(Task material begins)

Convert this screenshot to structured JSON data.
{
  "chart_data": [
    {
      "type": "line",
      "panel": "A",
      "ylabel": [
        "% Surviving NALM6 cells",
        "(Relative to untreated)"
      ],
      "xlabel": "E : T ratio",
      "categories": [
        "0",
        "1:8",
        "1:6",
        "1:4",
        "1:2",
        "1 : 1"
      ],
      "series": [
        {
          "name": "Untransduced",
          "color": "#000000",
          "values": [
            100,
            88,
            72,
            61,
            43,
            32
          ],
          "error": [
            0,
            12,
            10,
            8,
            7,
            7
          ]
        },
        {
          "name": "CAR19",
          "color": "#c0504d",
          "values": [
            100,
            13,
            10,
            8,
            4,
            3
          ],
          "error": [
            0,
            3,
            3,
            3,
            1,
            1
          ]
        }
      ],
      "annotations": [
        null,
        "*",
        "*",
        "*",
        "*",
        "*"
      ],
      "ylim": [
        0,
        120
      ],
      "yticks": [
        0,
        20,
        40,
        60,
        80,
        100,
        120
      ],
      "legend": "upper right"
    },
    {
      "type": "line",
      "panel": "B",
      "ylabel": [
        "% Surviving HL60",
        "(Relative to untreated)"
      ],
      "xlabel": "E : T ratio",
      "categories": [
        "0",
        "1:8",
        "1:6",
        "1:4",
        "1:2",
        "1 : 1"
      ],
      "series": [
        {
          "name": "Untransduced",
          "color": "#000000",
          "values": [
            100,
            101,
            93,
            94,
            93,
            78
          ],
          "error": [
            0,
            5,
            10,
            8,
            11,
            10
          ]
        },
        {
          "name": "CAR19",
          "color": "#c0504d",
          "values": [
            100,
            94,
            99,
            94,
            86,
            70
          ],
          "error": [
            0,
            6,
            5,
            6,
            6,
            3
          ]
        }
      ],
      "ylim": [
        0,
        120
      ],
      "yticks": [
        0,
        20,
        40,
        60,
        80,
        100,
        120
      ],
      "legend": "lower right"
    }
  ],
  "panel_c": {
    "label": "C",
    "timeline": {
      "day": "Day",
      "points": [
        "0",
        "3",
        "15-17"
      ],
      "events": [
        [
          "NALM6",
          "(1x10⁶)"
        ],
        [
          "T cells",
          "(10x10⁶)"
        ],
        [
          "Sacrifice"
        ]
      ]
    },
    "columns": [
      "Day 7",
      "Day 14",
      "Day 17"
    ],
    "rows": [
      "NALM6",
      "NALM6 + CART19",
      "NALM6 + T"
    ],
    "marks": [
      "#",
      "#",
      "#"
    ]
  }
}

(Task material ends)

● Assigned task
All lines in the records with the string "legend" should be copied out.

● Answer section
      "legend": "upper right"
      "legend": "lower right"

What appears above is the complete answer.